(Collection entries)
----------------

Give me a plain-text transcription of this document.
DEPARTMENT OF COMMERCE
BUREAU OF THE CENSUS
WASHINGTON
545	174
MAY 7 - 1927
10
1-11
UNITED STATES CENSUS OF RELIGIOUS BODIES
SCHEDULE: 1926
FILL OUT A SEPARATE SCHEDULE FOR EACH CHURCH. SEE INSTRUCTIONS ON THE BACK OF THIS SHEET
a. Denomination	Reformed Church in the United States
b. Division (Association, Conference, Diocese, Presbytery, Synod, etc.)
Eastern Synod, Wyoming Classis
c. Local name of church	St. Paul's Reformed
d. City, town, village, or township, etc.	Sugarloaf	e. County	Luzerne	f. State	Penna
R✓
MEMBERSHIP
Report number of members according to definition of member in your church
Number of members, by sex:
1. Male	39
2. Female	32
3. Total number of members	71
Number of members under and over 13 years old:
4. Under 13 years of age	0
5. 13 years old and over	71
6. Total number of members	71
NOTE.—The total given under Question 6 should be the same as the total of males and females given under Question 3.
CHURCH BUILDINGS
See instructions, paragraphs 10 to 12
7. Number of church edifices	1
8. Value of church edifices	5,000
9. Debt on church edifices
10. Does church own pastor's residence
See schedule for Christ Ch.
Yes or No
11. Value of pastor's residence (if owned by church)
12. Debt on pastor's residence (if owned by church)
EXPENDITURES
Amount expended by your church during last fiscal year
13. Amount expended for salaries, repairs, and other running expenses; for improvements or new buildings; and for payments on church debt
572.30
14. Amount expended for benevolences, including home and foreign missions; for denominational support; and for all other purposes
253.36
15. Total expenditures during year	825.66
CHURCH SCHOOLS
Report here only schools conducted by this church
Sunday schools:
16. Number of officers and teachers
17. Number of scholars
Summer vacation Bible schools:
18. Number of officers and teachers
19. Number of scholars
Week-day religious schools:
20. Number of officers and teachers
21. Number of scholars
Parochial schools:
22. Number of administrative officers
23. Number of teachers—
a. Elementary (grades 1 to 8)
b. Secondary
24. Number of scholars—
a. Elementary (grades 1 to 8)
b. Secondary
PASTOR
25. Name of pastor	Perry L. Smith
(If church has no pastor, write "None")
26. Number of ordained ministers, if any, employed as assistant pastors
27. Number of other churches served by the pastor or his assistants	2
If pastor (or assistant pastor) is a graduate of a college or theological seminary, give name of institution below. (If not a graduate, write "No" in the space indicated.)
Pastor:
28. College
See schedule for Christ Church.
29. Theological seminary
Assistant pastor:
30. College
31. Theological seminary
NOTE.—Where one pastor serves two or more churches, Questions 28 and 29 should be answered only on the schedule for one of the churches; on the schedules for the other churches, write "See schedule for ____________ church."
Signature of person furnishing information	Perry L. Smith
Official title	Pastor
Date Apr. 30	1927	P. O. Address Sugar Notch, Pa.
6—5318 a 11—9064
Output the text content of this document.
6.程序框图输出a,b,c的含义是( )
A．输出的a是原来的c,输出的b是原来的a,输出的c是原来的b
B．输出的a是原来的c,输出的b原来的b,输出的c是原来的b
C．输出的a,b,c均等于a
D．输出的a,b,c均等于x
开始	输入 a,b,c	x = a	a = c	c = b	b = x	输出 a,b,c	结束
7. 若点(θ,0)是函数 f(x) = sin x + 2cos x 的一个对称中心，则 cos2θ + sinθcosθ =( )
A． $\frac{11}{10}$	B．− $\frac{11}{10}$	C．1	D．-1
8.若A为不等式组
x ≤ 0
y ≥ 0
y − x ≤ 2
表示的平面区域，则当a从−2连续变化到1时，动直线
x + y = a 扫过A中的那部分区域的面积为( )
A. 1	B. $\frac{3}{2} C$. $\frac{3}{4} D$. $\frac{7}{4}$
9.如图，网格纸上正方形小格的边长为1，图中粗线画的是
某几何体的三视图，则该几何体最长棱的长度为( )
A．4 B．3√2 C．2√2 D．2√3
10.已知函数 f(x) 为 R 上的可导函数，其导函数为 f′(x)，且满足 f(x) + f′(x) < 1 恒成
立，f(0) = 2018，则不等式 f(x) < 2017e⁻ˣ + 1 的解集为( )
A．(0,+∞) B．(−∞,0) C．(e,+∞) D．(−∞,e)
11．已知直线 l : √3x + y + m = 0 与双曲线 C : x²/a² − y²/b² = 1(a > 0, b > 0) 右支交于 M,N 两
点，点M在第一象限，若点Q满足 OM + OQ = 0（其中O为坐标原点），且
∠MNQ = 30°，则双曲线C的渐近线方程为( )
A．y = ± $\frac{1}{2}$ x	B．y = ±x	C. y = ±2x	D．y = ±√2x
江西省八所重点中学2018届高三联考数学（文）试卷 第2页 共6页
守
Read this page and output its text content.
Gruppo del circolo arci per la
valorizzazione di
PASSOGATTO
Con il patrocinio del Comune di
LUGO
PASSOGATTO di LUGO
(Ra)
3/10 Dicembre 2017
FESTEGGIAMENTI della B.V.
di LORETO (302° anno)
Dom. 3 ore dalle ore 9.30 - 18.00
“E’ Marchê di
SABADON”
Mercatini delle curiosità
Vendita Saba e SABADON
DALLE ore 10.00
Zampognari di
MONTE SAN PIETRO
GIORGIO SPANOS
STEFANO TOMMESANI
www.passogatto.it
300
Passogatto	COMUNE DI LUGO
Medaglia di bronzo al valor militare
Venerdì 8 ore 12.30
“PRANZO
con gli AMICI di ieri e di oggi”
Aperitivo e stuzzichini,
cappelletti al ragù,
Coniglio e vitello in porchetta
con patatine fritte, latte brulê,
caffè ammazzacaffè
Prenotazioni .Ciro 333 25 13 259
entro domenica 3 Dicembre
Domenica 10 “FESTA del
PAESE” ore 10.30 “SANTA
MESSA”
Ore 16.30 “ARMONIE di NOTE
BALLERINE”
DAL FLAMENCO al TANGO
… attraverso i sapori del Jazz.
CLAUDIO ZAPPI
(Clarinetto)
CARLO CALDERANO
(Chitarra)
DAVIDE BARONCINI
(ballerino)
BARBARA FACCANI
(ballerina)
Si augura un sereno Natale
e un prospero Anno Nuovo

----------------

**TASK OBJECTIVE:** Go through the records. Copy each line where "write" appears.

**SOLUTION TO THE PROBLEM:**
(If church has no pastor, write "None")
If pastor (or assistant pastor) is a graduate of a college or theological seminary, give name of institution below. (If not a graduate, write "No" in the space indicated.)
NOTE.—Where one pastor serves two or more churches, Questions 28 and 29 should be answered only on the schedule for one of the churches; on the schedules for the other churches, write "See schedule for ____________ church."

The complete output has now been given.